▶ [Written problem]: Using the listing below, please gather every line containing the word "flag".
|---|
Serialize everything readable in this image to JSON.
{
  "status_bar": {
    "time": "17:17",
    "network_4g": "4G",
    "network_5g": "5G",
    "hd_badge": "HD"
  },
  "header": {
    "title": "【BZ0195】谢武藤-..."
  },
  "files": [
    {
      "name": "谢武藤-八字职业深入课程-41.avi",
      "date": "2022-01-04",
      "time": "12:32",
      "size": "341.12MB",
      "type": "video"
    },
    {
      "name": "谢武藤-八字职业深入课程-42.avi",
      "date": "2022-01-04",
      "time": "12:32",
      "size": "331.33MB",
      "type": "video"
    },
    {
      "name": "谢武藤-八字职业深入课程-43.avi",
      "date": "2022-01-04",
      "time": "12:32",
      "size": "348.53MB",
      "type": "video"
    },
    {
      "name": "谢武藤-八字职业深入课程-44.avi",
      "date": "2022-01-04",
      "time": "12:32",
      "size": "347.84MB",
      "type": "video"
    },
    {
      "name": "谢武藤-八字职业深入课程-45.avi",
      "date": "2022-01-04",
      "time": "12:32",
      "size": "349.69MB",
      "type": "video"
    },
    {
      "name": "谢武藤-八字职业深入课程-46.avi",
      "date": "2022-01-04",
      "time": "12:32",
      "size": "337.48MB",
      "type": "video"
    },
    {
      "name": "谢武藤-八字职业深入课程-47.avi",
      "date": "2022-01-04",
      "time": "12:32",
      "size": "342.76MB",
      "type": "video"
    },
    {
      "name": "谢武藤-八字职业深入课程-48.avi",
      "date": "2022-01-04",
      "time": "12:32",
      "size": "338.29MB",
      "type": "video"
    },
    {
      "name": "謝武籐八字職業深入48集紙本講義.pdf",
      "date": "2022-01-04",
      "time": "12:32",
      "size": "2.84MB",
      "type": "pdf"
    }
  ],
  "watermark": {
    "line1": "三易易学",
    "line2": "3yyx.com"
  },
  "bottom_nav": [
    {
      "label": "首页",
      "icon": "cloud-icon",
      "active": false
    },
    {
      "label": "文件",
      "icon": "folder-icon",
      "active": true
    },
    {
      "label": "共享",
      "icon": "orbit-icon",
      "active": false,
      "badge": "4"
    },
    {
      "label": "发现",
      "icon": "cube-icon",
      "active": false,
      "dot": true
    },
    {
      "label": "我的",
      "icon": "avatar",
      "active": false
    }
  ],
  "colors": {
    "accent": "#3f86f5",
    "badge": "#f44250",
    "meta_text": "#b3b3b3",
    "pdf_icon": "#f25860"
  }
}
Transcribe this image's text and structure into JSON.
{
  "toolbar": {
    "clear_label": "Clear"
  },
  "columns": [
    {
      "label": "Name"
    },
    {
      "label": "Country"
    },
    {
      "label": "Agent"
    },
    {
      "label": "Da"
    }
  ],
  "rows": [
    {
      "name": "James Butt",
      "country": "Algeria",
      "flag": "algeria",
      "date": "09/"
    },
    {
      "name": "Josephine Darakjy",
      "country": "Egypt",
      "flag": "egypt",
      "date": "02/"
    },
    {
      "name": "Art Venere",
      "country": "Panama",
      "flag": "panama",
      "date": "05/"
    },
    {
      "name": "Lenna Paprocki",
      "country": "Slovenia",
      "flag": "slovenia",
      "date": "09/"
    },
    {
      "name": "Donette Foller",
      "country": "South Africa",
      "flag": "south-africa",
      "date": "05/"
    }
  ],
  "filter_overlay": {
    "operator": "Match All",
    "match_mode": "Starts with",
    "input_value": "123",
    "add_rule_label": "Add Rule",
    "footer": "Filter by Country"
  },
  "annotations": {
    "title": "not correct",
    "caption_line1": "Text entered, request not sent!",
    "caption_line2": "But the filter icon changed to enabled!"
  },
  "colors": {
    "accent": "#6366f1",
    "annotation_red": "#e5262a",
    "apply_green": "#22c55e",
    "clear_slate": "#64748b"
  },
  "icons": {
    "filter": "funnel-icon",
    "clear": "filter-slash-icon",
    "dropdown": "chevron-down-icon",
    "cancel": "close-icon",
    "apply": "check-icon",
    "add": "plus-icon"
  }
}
|---|
▶ [Answer for this exercise]:
      "flag": "algeria",
      "flag": "egypt",
      "flag": "panama",
      "flag": "slovenia",
      "flag": "south-africa",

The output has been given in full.